━━ Given data

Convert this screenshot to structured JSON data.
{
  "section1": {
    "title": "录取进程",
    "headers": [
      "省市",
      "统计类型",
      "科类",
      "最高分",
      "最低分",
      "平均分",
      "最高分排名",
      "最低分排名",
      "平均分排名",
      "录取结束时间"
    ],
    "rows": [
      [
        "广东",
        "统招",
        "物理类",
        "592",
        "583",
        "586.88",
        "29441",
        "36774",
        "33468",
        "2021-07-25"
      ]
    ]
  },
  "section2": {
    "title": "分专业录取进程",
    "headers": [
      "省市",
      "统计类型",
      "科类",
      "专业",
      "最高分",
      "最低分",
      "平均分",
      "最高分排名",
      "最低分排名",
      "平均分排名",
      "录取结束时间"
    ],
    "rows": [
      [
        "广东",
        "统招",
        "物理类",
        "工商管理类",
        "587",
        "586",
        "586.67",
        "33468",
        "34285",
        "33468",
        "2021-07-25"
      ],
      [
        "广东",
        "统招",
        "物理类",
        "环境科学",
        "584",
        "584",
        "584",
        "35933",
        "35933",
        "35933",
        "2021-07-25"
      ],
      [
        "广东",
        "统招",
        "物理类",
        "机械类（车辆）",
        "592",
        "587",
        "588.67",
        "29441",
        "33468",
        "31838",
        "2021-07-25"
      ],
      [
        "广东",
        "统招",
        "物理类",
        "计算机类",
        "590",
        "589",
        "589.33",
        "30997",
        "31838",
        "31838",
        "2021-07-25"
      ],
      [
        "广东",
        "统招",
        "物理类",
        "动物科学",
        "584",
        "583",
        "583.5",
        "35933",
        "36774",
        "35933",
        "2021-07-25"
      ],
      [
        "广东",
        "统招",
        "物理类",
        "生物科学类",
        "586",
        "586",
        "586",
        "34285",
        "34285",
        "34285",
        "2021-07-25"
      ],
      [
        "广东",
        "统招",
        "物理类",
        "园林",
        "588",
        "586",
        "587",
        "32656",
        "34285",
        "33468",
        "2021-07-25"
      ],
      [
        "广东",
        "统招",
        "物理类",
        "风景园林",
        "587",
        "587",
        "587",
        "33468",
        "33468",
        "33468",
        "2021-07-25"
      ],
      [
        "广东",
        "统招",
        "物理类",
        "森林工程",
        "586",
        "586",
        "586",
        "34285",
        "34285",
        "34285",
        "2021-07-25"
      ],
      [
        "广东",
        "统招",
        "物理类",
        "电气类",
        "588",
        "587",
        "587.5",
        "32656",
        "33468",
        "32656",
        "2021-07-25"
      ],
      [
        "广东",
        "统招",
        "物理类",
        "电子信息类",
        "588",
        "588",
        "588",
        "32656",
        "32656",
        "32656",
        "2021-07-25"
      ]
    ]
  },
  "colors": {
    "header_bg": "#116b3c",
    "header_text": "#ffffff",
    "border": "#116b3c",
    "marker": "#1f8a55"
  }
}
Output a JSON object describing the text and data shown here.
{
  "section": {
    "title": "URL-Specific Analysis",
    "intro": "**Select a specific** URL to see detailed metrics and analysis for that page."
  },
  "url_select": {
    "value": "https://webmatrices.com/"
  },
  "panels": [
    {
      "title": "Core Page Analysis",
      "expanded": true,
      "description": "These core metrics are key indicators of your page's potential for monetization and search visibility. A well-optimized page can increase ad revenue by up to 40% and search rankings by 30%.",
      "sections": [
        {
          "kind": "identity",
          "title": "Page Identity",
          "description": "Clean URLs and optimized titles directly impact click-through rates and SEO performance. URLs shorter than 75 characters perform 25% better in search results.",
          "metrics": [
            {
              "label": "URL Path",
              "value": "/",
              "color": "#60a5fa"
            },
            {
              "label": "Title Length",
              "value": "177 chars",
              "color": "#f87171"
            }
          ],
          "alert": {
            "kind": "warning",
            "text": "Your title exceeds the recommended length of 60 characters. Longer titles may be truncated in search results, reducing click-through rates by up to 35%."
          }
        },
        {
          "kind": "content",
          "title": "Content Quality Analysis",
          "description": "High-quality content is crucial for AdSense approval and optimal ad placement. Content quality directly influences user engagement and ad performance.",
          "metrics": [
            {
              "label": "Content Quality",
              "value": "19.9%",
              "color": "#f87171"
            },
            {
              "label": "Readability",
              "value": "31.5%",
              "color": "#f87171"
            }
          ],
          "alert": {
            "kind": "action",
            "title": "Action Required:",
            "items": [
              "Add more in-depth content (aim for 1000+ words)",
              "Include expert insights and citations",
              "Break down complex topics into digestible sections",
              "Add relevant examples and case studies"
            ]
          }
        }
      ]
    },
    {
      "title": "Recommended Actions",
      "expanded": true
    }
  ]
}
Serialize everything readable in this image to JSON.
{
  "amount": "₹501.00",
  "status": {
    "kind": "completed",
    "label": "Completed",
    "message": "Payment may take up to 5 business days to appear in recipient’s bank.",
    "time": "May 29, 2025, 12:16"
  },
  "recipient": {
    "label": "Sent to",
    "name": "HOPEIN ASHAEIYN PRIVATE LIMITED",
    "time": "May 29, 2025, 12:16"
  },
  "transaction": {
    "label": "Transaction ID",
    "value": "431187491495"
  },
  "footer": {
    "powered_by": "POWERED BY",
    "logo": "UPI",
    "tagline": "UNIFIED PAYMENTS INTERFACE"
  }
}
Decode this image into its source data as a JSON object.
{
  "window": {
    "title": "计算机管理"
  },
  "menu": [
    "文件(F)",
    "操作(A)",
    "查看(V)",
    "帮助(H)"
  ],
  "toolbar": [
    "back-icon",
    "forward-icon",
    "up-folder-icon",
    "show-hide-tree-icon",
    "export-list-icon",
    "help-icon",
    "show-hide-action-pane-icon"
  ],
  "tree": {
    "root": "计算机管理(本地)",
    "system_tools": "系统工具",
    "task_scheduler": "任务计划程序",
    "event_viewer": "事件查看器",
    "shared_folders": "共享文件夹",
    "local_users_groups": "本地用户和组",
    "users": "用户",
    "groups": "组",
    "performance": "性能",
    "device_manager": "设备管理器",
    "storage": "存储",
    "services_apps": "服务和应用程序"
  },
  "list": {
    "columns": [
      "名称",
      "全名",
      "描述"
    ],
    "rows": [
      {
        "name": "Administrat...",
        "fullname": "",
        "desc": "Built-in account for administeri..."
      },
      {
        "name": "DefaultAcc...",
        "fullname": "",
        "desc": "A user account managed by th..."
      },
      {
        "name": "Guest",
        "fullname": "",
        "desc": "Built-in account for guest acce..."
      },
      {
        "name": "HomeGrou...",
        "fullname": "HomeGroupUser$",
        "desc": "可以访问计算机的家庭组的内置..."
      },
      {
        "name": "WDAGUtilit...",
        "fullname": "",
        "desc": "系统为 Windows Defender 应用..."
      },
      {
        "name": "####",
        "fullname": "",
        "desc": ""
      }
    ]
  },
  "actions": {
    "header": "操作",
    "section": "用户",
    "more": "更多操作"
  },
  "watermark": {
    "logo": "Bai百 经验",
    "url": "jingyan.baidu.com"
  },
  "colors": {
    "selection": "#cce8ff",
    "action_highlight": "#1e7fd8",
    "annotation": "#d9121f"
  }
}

━━━━

§ **What is asked**: Retype each record exactly, leaving nothing out.

§ **Solution**:
Convert this screenshot to structured JSON data.
{
  "section1": {
    "title": "录取进程",
    "headers": [
      "省市",
      "统计类型",
      "科类",
      "最高分",
      "最低分",
      "平均分",
      "最高分排名",
      "最低分排名",
      "平均分排名",
      "录取结束时间"
    ],
    "rows": [
      [
        "广东",
        "统招",
        "物理类",
        "592",
        "583",
        "586.88",
        "29441",
        "36774",
        "33468",
        "2021-07-25"
      ]
    ]
  },
  "section2": {
    "title": "分专业录取进程",
    "headers": [
      "省市",
      "统计类型",
      "科类",
      "专业",
      "最高分",
      "最低分",
      "平均分",
      "最高分排名",
      "最低分排名",
      "平均分排名",
      "录取结束时间"
    ],
    "rows": [
      [
        "广东",
        "统招",
        "物理类",
        "工商管理类",
        "587",
        "586",
        "586.67",
        "33468",
        "34285",
        "33468",
        "2021-07-25"
      ],
      [
        "广东",
        "统招",
        "物理类",
        "环境科学",
        "584",
        "584",
        "584",
        "35933",
        "35933",
        "35933",
        "2021-07-25"
      ],
      [
        "广东",
        "统招",
        "物理类",
        "机械类（车辆）",
        "592",
        "587",
        "588.67",
        "29441",
        "33468",
        "31838",
        "2021-07-25"
      ],
      [
        "广东",
        "统招",
        "物理类",
        "计算机类",
        "590",
        "589",
        "589.33",
        "30997",
        "31838",
        "31838",
        "2021-07-25"
      ],
      [
        "广东",
        "统招",
        "物理类",
        "动物科学",
        "584",
        "583",
        "583.5",
        "35933",
        "36774",
        "35933",
        "2021-07-25"
      ],
      [
        "广东",
        "统招",
        "物理类",
        "生物科学类",
        "586",
        "586",
        "586",
        "34285",
        "34285",
        "34285",
        "2021-07-25"
      ],
      [
        "广东",
        "统招",
        "物理类",
        "园林",
        "588",
        "586",
        "587",
        "32656",
        "34285",
        "33468",
        "2021-07-25"
      ],
      [
        "广东",
        "统招",
        "物理类",
        "风景园林",
        "587",
        "587",
        "587",
        "33468",
        "33468",
        "33468",
        "2021-07-25"
      ],
      [
        "广东",
        "统招",
        "物理类",
        "森林工程",
        "586",
        "586",
        "586",
        "34285",
        "34285",
        "34285",
        "2021-07-25"
      ],
      [
        "广东",
        "统招",
        "物理类",
        "电气类",
        "588",
        "587",
        "587.5",
        "32656",
        "33468",
        "32656",
        "2021-07-25"
      ],
      [
        "广东",
        "统招",
        "物理类",
        "电子信息类",
        "588",
        "588",
        "588",
        "32656",
        "32656",
        "32656",
        "2021-07-25"
      ]
    ]
  },
  "colors": {
    "header_bg": "#116b3c",
    "header_text": "#ffffff",
    "border": "#116b3c",
    "marker": "#1f8a55"
  }
}
Output a JSON object describing the text and data shown here.
{
  "section": {
    "title": "URL-Specific Analysis",
    "intro": "**Select a specific** URL to see detailed metrics and analysis for that page."
  },
  "url_select": {
    "value": "https://webmatrices.com/"
  },
  "panels": [
    {
      "title": "Core Page Analysis",
      "expanded": true,
      "description": "These core metrics are key indicators of your page's potential for monetization and search visibility. A well-optimized page can increase ad revenue by up to 40% and search rankings by 30%.",
      "sections": [
        {
          "kind": "identity",
          "title": "Page Identity",
          "description": "Clean URLs and optimized titles directly impact click-through rates and SEO performance. URLs shorter than 75 characters perform 25% better in search results.",
          "metrics": [
            {
              "label": "URL Path",
              "value": "/",
              "color": "#60a5fa"
            },
            {
              "label": "Title Length",
              "value": "177 chars",
              "color": "#f87171"
            }
          ],
          "alert": {
            "kind": "warning",
            "text": "Your title exceeds the recommended length of 60 characters. Longer titles may be truncated in search results, reducing click-through rates by up to 35%."
          }
        },
        {
          "kind": "content",
          "title": "Content Quality Analysis",
          "description": "High-quality content is crucial for AdSense approval and optimal ad placement. Content quality directly influences user engagement and ad performance.",
          "metrics": [
            {
              "label": "Content Quality",
              "value": "19.9%",
              "color": "#f87171"
            },
            {
              "label": "Readability",
              "value": "31.5%",
              "color": "#f87171"
            }
          ],
          "alert": {
            "kind": "action",
            "title": "Action Required:",
            "items": [
              "Add more in-depth content (aim for 1000+ words)",
              "Include expert insights and citations",
              "Break down complex topics into digestible sections",
              "Add relevant examples and case studies"
            ]
          }
        }
      ]
    },
    {
      "title": "Recommended Actions",
      "expanded": true
    }
  ]
}
Serialize everything readable in this image to JSON.
{
  "amount": "₹501.00",
  "status": {
    "kind": "completed",
    "label": "Completed",
    "message": "Payment may take up to 5 business days to appear in recipient’s bank.",
    "time": "May 29, 2025, 12:16"
  },
  "recipient": {
    "label": "Sent to",
    "name": "HOPEIN ASHAEIYN PRIVATE LIMITED",
    "time": "May 29, 2025, 12:16"
  },
  "transaction": {
    "label": "Transaction ID",
    "value": "431187491495"
  },
  "footer": {
    "powered_by": "POWERED BY",
    "logo": "UPI",
    "tagline": "UNIFIED PAYMENTS INTERFACE"
  }
}
Decode this image into its source data as a JSON object.
{
  "window": {
    "title": "计算机管理"
  },
  "menu": [
    "文件(F)",
    "操作(A)",
    "查看(V)",
    "帮助(H)"
  ],
  "toolbar": [
    "back-icon",
    "forward-icon",
    "up-folder-icon",
    "show-hide-tree-icon",
    "export-list-icon",
    "help-icon",
    "show-hide-action-pane-icon"
  ],
  "tree": {
    "root": "计算机管理(本地)",
    "system_tools": "系统工具",
    "task_scheduler": "任务计划程序",
    "event_viewer": "事件查看器",
    "shared_folders": "共享文件夹",
    "local_users_groups": "本地用户和组",
    "users": "用户",
    "groups": "组",
    "performance": "性能",
    "device_manager": "设备管理器",
    "storage": "存储",
    "services_apps": "服务和应用程序"
  },
  "list": {
    "columns": [
      "名称",
      "全名",
      "描述"
    ],
    "rows": [
      {
        "name": "Administrat...",
        "fullname": "",
        "desc": "Built-in account for administeri..."
      },
      {
        "name": "DefaultAcc...",
        "fullname": "",
        "desc": "A user account managed by th..."
      },
      {
        "name": "Guest",
        "fullname": "",
        "desc": "Built-in account for guest acce..."
      },
      {
        "name": "HomeGrou...",
        "fullname": "HomeGroupUser$",
        "desc": "可以访问计算机的家庭组的内置..."
      },
      {
        "name": "WDAGUtilit...",
        "fullname": "",
        "desc": "系统为 Windows Defender 应用..."
      },
      {
        "name": "####",
        "fullname": "",
        "desc": ""
      }
    ]
  },
  "actions": {
    "header": "操作",
    "section": "用户",
    "more": "更多操作"
  },
  "watermark": {
    "logo": "Bai百 经验",
    "url": "jingyan.baidu.com"
  },
  "colors": {
    "selection": "#cce8ff",
    "action_highlight": "#1e7fd8",
    "annotation": "#d9121f"
  }
}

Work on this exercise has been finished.